WHAT YOU WILL DO:
Within the material below, find each line bearing the word "name" and present it.

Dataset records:
==========

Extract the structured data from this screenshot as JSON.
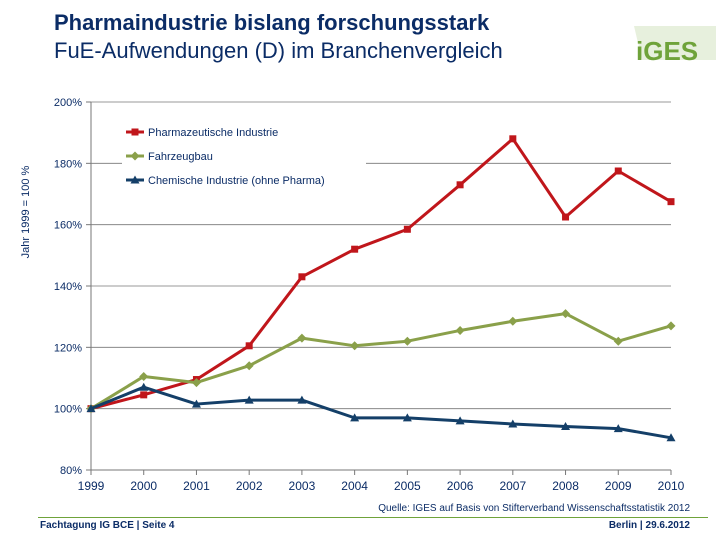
{
  "header": {
    "title": "Pharmaindustrie bislang forschungsstark",
    "subtitle": "FuE-Aufwendungen (D) im Branchenvergleich",
    "logo_text": "iGES"
  },
  "footer": {
    "left": "Fachtagung IG BCE | Seite 4",
    "right": "Berlin | 29.6.2012",
    "source": "Quelle: IGES auf Basis von Stifterverband Wissenschaftsstatistik 2012"
  },
  "colors": {
    "navy": "#0b2c66",
    "green": "#6fa33a",
    "pharma": "#c0161b",
    "fahrzeug": "#8aa04a",
    "chemie": "#143f68"
  },
  "chart_data": {
    "type": "line",
    "title": "",
    "xlabel": "",
    "ylabel": "Jahr 1999 = 100 %",
    "x": [
      "1999",
      "2000",
      "2001",
      "2002",
      "2003",
      "2004",
      "2005",
      "2006",
      "2007",
      "2008",
      "2009",
      "2010"
    ],
    "ylim": [
      80,
      200
    ],
    "yticks": [
      80,
      100,
      120,
      140,
      160,
      180,
      200
    ],
    "ytick_labels": [
      "80%",
      "100%",
      "120%",
      "140%",
      "160%",
      "180%",
      "200%"
    ],
    "legend_position": "top-left",
    "series": [
      {
        "name": "Pharmazeutische Industrie",
        "color": "#c0161b",
        "marker": "square",
        "values": [
          100,
          104.5,
          109.5,
          120.5,
          143,
          152,
          158.5,
          173,
          188,
          162.5,
          177.5,
          167.5
        ]
      },
      {
        "name": "Fahrzeugbau",
        "color": "#8aa04a",
        "marker": "diamond",
        "values": [
          100,
          110.5,
          108.5,
          114,
          123,
          120.5,
          122,
          125.5,
          128.5,
          131,
          122,
          127
        ]
      },
      {
        "name": "Chemische Industrie (ohne Pharma)",
        "color": "#143f68",
        "marker": "triangle",
        "values": [
          100,
          107,
          101.5,
          102.8,
          102.8,
          97,
          97,
          96,
          95,
          94.2,
          93.5,
          90.5
        ]
      }
    ]
  }
}
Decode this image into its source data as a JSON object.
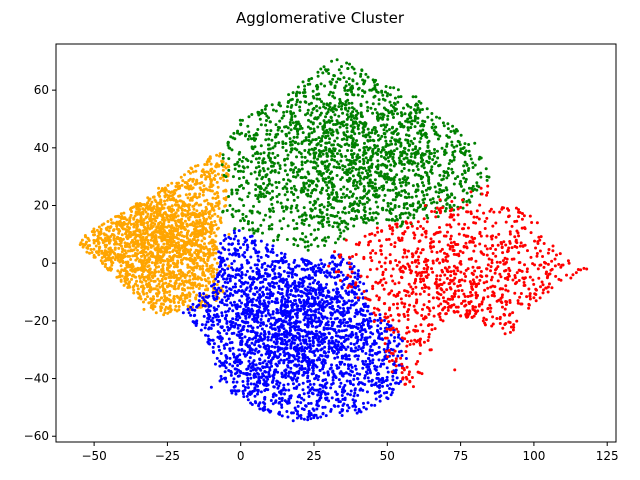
{
  "chart_data": {
    "type": "scatter",
    "title": "Agglomerative Cluster",
    "xlabel": "",
    "ylabel": "",
    "xlim": [
      -63,
      128
    ],
    "ylim": [
      -62,
      76
    ],
    "xticks": [
      "−50",
      "−25",
      "0",
      "25",
      "50",
      "75",
      "100",
      "125"
    ],
    "xtick_values": [
      -50,
      -25,
      0,
      25,
      50,
      75,
      100,
      125
    ],
    "yticks": [
      "−60",
      "−40",
      "−20",
      "0",
      "20",
      "40",
      "60"
    ],
    "ytick_values": [
      -60,
      -40,
      -20,
      0,
      20,
      40,
      60
    ],
    "grid": false,
    "legend": "none",
    "marker_size": 1.5,
    "series": [
      {
        "color": "#ffa500",
        "approx_points": 2000,
        "outline": [
          [
            -55,
            8
          ],
          [
            -50,
            12
          ],
          [
            -40,
            18
          ],
          [
            -30,
            24
          ],
          [
            -20,
            30
          ],
          [
            -15,
            35
          ],
          [
            -10,
            38
          ],
          [
            -5,
            37
          ],
          [
            -3,
            30
          ],
          [
            -4,
            22
          ],
          [
            -8,
            10
          ],
          [
            -8,
            -5
          ],
          [
            -5,
            -12
          ],
          [
            -12,
            -15
          ],
          [
            -20,
            -17
          ],
          [
            -28,
            -19
          ],
          [
            -35,
            -12
          ],
          [
            -45,
            -3
          ],
          [
            -55,
            6
          ]
        ],
        "points": [
          [
            -54,
            8
          ],
          [
            -50,
            7
          ],
          [
            -48,
            10
          ],
          [
            -45,
            5
          ],
          [
            -42,
            9
          ],
          [
            -40,
            2
          ],
          [
            -38,
            12
          ],
          [
            -36,
            -3
          ],
          [
            -35,
            6
          ],
          [
            -33,
            15
          ],
          [
            -32,
            1
          ],
          [
            -30,
            -5
          ],
          [
            -30,
            10
          ],
          [
            -28,
            18
          ],
          [
            -27,
            -12
          ],
          [
            -26,
            4
          ],
          [
            -25,
            -8
          ],
          [
            -24,
            22
          ],
          [
            -23,
            0
          ],
          [
            -22,
            12
          ],
          [
            -21,
            -15
          ],
          [
            -20,
            27
          ],
          [
            -20,
            6
          ],
          [
            -19,
            -4
          ],
          [
            -18,
            17
          ],
          [
            -17,
            33
          ],
          [
            -16,
            -10
          ],
          [
            -15,
            3
          ],
          [
            -14,
            24
          ],
          [
            -13,
            -2
          ],
          [
            -12,
            12
          ],
          [
            -12,
            -14
          ],
          [
            -11,
            36
          ],
          [
            -10,
            7
          ],
          [
            -10,
            20
          ],
          [
            -9,
            -6
          ],
          [
            -8,
            28
          ],
          [
            -8,
            0
          ],
          [
            -7,
            38
          ],
          [
            -7,
            15
          ],
          [
            -6,
            -10
          ],
          [
            -6,
            5
          ],
          [
            -5,
            25
          ],
          [
            -5,
            33
          ],
          [
            -4,
            -1
          ],
          [
            -4,
            10
          ],
          [
            -38,
            -8
          ],
          [
            -33,
            -16
          ],
          [
            -44,
            14
          ],
          [
            -28,
            26
          ]
        ]
      },
      {
        "color": "#0000ff",
        "approx_points": 2600,
        "outline": [
          [
            -8,
            10
          ],
          [
            0,
            12
          ],
          [
            10,
            6
          ],
          [
            25,
            0
          ],
          [
            35,
            5
          ],
          [
            40,
            -2
          ],
          [
            45,
            -15
          ],
          [
            52,
            -22
          ],
          [
            58,
            -30
          ],
          [
            55,
            -42
          ],
          [
            48,
            -50
          ],
          [
            40,
            -52
          ],
          [
            30,
            -54
          ],
          [
            18,
            -55
          ],
          [
            5,
            -50
          ],
          [
            -2,
            -46
          ],
          [
            -8,
            -40
          ],
          [
            -12,
            -25
          ],
          [
            -20,
            -17
          ],
          [
            -14,
            -10
          ],
          [
            -8,
            -5
          ]
        ],
        "points": [
          [
            -18,
            -16
          ],
          [
            -15,
            -20
          ],
          [
            -13,
            -12
          ],
          [
            -12,
            -25
          ],
          [
            -10,
            -43
          ],
          [
            -9,
            -18
          ],
          [
            -8,
            -33
          ],
          [
            -6,
            -8
          ],
          [
            -5,
            -28
          ],
          [
            -3,
            -45
          ],
          [
            -2,
            5
          ],
          [
            -1,
            -15
          ],
          [
            0,
            -38
          ],
          [
            1,
            -22
          ],
          [
            2,
            8
          ],
          [
            3,
            -5
          ],
          [
            4,
            -30
          ],
          [
            5,
            -48
          ],
          [
            6,
            -12
          ],
          [
            7,
            2
          ],
          [
            8,
            -25
          ],
          [
            9,
            -42
          ],
          [
            10,
            -18
          ],
          [
            11,
            6
          ],
          [
            12,
            -35
          ],
          [
            13,
            -8
          ],
          [
            14,
            -50
          ],
          [
            15,
            -28
          ],
          [
            16,
            -15
          ],
          [
            17,
            -2
          ],
          [
            18,
            -40
          ],
          [
            19,
            -22
          ],
          [
            20,
            -53
          ],
          [
            21,
            -10
          ],
          [
            22,
            -32
          ],
          [
            23,
            -45
          ],
          [
            24,
            0
          ],
          [
            25,
            -20
          ],
          [
            26,
            -36
          ],
          [
            27,
            -8
          ],
          [
            28,
            -50
          ],
          [
            29,
            -26
          ],
          [
            30,
            -14
          ],
          [
            31,
            -42
          ],
          [
            32,
            -5
          ],
          [
            33,
            -30
          ],
          [
            34,
            -48
          ],
          [
            35,
            -18
          ],
          [
            36,
            -38
          ],
          [
            37,
            -10
          ],
          [
            38,
            -24
          ],
          [
            39,
            -44
          ],
          [
            40,
            -30
          ],
          [
            41,
            -16
          ],
          [
            42,
            -50
          ],
          [
            43,
            -36
          ],
          [
            44,
            -22
          ],
          [
            45,
            -28
          ],
          [
            46,
            -42
          ],
          [
            47,
            -26
          ],
          [
            48,
            -35
          ],
          [
            50,
            -30
          ],
          [
            49,
            -45
          ],
          [
            52,
            -38
          ],
          [
            54,
            -28
          ]
        ]
      },
      {
        "color": "#008000",
        "approx_points": 2000,
        "outline": [
          [
            -7,
            38
          ],
          [
            -4,
            45
          ],
          [
            0,
            50
          ],
          [
            5,
            53
          ],
          [
            15,
            58
          ],
          [
            25,
            66
          ],
          [
            32,
            72
          ],
          [
            40,
            68
          ],
          [
            50,
            62
          ],
          [
            60,
            58
          ],
          [
            70,
            50
          ],
          [
            80,
            42
          ],
          [
            85,
            30
          ],
          [
            80,
            20
          ],
          [
            70,
            16
          ],
          [
            55,
            12
          ],
          [
            40,
            14
          ],
          [
            35,
            8
          ],
          [
            25,
            4
          ],
          [
            15,
            6
          ],
          [
            5,
            10
          ],
          [
            0,
            12
          ],
          [
            -6,
            15
          ],
          [
            -7,
            25
          ]
        ],
        "points": [
          [
            -6,
            18
          ],
          [
            -5,
            30
          ],
          [
            -4,
            40
          ],
          [
            -3,
            24
          ],
          [
            -2,
            12
          ],
          [
            -1,
            35
          ],
          [
            0,
            48
          ],
          [
            1,
            20
          ],
          [
            2,
            28
          ],
          [
            3,
            44
          ],
          [
            4,
            14
          ],
          [
            5,
            38
          ],
          [
            6,
            52
          ],
          [
            7,
            24
          ],
          [
            8,
            32
          ],
          [
            9,
            46
          ],
          [
            10,
            18
          ],
          [
            11,
            40
          ],
          [
            12,
            28
          ],
          [
            13,
            55
          ],
          [
            14,
            12
          ],
          [
            15,
            36
          ],
          [
            16,
            22
          ],
          [
            17,
            48
          ],
          [
            18,
            30
          ],
          [
            19,
            58
          ],
          [
            20,
            16
          ],
          [
            21,
            42
          ],
          [
            22,
            26
          ],
          [
            23,
            62
          ],
          [
            24,
            10
          ],
          [
            25,
            35
          ],
          [
            26,
            50
          ],
          [
            27,
            20
          ],
          [
            28,
            66
          ],
          [
            29,
            44
          ],
          [
            30,
            28
          ],
          [
            31,
            70
          ],
          [
            32,
            14
          ],
          [
            33,
            38
          ],
          [
            34,
            56
          ],
          [
            35,
            24
          ],
          [
            36,
            48
          ],
          [
            37,
            64
          ],
          [
            38,
            32
          ],
          [
            39,
            18
          ],
          [
            40,
            52
          ],
          [
            42,
            40
          ],
          [
            44,
            60
          ],
          [
            45,
            26
          ],
          [
            46,
            46
          ],
          [
            48,
            34
          ],
          [
            50,
            58
          ],
          [
            52,
            22
          ],
          [
            54,
            42
          ],
          [
            56,
            30
          ],
          [
            58,
            52
          ],
          [
            60,
            18
          ],
          [
            62,
            38
          ],
          [
            64,
            26
          ],
          [
            66,
            46
          ],
          [
            68,
            34
          ],
          [
            70,
            22
          ],
          [
            72,
            42
          ],
          [
            74,
            30
          ],
          [
            76,
            38
          ],
          [
            78,
            26
          ],
          [
            80,
            34
          ],
          [
            82,
            24
          ],
          [
            84,
            30
          ]
        ]
      },
      {
        "color": "#ff0000",
        "approx_points": 1000,
        "outline": [
          [
            30,
            0
          ],
          [
            38,
            6
          ],
          [
            45,
            12
          ],
          [
            55,
            14
          ],
          [
            65,
            18
          ],
          [
            75,
            24
          ],
          [
            85,
            28
          ],
          [
            92,
            22
          ],
          [
            100,
            16
          ],
          [
            105,
            10
          ],
          [
            110,
            2
          ],
          [
            118,
            -2
          ],
          [
            108,
            -8
          ],
          [
            98,
            -16
          ],
          [
            92,
            -26
          ],
          [
            80,
            -20
          ],
          [
            72,
            -18
          ],
          [
            66,
            -24
          ],
          [
            64,
            -36
          ],
          [
            58,
            -46
          ],
          [
            52,
            -40
          ],
          [
            50,
            -32
          ],
          [
            48,
            -26
          ],
          [
            42,
            -15
          ],
          [
            36,
            -8
          ]
        ],
        "points": [
          [
            30,
            -1
          ],
          [
            32,
            4
          ],
          [
            34,
            -6
          ],
          [
            36,
            8
          ],
          [
            38,
            -3
          ],
          [
            40,
            -12
          ],
          [
            42,
            2
          ],
          [
            44,
            10
          ],
          [
            45,
            -8
          ],
          [
            46,
            -18
          ],
          [
            48,
            6
          ],
          [
            49,
            -14
          ],
          [
            50,
            -26
          ],
          [
            51,
            12
          ],
          [
            52,
            -2
          ],
          [
            53,
            -34
          ],
          [
            54,
            -20
          ],
          [
            55,
            8
          ],
          [
            56,
            -42
          ],
          [
            57,
            -10
          ],
          [
            58,
            14
          ],
          [
            59,
            -28
          ],
          [
            60,
            4
          ],
          [
            61,
            -38
          ],
          [
            62,
            -16
          ],
          [
            63,
            20
          ],
          [
            64,
            -4
          ],
          [
            65,
            -30
          ],
          [
            66,
            10
          ],
          [
            67,
            -12
          ],
          [
            68,
            22
          ],
          [
            69,
            -20
          ],
          [
            70,
            2
          ],
          [
            72,
            16
          ],
          [
            73,
            -37
          ],
          [
            74,
            -8
          ],
          [
            76,
            12
          ],
          [
            78,
            -14
          ],
          [
            80,
            6
          ],
          [
            82,
            26
          ],
          [
            84,
            -2
          ],
          [
            85,
            18
          ],
          [
            86,
            -10
          ],
          [
            88,
            10
          ],
          [
            90,
            -18
          ],
          [
            91,
            4
          ],
          [
            92,
            -24
          ],
          [
            94,
            8
          ],
          [
            95,
            -6
          ],
          [
            97,
            12
          ],
          [
            99,
            2
          ],
          [
            100,
            -12
          ],
          [
            102,
            8
          ],
          [
            104,
            0
          ],
          [
            112,
            0
          ],
          [
            118,
            -2
          ]
        ]
      }
    ]
  }
}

==========

THE ANSWER:
        "name": "Pharmazeutische Industrie",
        "name": "Fahrzeugbau",
        "name": "Chemische Industrie (ohne Pharma)",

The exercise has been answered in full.